- Short task:
Quote the listing below in its entirety.

- Records shown:
— START —

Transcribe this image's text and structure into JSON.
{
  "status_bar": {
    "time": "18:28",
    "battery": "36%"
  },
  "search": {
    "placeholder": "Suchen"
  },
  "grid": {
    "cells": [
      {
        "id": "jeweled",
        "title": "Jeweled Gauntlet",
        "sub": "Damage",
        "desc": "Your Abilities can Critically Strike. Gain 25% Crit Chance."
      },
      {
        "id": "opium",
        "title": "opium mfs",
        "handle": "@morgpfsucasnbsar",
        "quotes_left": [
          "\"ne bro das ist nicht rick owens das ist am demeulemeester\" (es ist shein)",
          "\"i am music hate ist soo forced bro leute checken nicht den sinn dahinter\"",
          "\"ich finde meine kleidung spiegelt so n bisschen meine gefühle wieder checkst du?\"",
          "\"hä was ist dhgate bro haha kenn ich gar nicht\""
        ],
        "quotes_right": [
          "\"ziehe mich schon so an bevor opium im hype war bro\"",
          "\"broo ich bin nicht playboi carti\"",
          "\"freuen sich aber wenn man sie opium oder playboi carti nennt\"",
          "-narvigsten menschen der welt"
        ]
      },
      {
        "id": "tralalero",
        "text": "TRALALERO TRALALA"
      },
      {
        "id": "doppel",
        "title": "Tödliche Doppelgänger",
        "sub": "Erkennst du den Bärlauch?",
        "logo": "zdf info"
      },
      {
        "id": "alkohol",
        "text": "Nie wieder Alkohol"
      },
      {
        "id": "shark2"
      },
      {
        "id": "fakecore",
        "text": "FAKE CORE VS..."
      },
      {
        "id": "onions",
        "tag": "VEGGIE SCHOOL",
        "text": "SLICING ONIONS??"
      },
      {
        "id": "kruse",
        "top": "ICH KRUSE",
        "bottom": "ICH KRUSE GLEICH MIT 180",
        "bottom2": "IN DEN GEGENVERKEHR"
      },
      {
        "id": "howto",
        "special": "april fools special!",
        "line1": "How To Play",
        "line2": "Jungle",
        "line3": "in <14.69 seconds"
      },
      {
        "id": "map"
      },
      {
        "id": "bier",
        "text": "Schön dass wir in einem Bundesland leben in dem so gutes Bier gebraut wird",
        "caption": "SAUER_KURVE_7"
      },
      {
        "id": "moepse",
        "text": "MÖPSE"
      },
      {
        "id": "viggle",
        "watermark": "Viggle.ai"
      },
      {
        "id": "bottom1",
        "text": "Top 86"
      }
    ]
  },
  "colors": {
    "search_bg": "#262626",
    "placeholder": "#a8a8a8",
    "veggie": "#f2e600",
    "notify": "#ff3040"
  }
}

— END —

- Answer to the task:
Transcribe this image's text and structure into JSON.
{
  "status_bar": {
    "time": "18:28",
    "battery": "36%"
  },
  "search": {
    "placeholder": "Suchen"
  },
  "grid": {
    "cells": [
      {
        "id": "jeweled",
        "title": "Jeweled Gauntlet",
        "sub": "Damage",
        "desc": "Your Abilities can Critically Strike. Gain 25% Crit Chance."
      },
      {
        "id": "opium",
        "title": "opium mfs",
        "handle": "@morgpfsucasnbsar",
        "quotes_left": [
          "\"ne bro das ist nicht rick owens das ist am demeulemeester\" (es ist shein)",
          "\"i am music hate ist soo forced bro leute checken nicht den sinn dahinter\"",
          "\"ich finde meine kleidung spiegelt so n bisschen meine gefühle wieder checkst du?\"",
          "\"hä was ist dhgate bro haha kenn ich gar nicht\""
        ],
        "quotes_right": [
          "\"ziehe mich schon so an bevor opium im hype war bro\"",
          "\"broo ich bin nicht playboi carti\"",
          "\"freuen sich aber wenn man sie opium oder playboi carti nennt\"",
          "-narvigsten menschen der welt"
        ]
      },
      {
        "id": "tralalero",
        "text": "TRALALERO TRALALA"
      },
      {
        "id": "doppel",
        "title": "Tödliche Doppelgänger",
        "sub": "Erkennst du den Bärlauch?",
        "logo": "zdf info"
      },
      {
        "id": "alkohol",
        "text": "Nie wieder Alkohol"
      },
      {
        "id": "shark2"
      },
      {
        "id": "fakecore",
        "text": "FAKE CORE VS..."
      },
      {
        "id": "onions",
        "tag": "VEGGIE SCHOOL",
        "text": "SLICING ONIONS??"
      },
      {
        "id": "kruse",
        "top": "ICH KRUSE",
        "bottom": "ICH KRUSE GLEICH MIT 180",
        "bottom2": "IN DEN GEGENVERKEHR"
      },
      {
        "id": "howto",
        "special": "april fools special!",
        "line1": "How To Play",
        "line2": "Jungle",
        "line3": "in <14.69 seconds"
      },
      {
        "id": "map"
      },
      {
        "id": "bier",
        "text": "Schön dass wir in einem Bundesland leben in dem so gutes Bier gebraut wird",
        "caption": "SAUER_KURVE_7"
      },
      {
        "id": "moepse",
        "text": "MÖPSE"
      },
      {
        "id": "viggle",
        "watermark": "Viggle.ai"
      },
      {
        "id": "bottom1",
        "text": "Top 86"
      }
    ]
  },
  "colors": {
    "search_bg": "#262626",
    "placeholder": "#a8a8a8",
    "veggie": "#f2e600",
    "notify": "#ff3040"
  }
}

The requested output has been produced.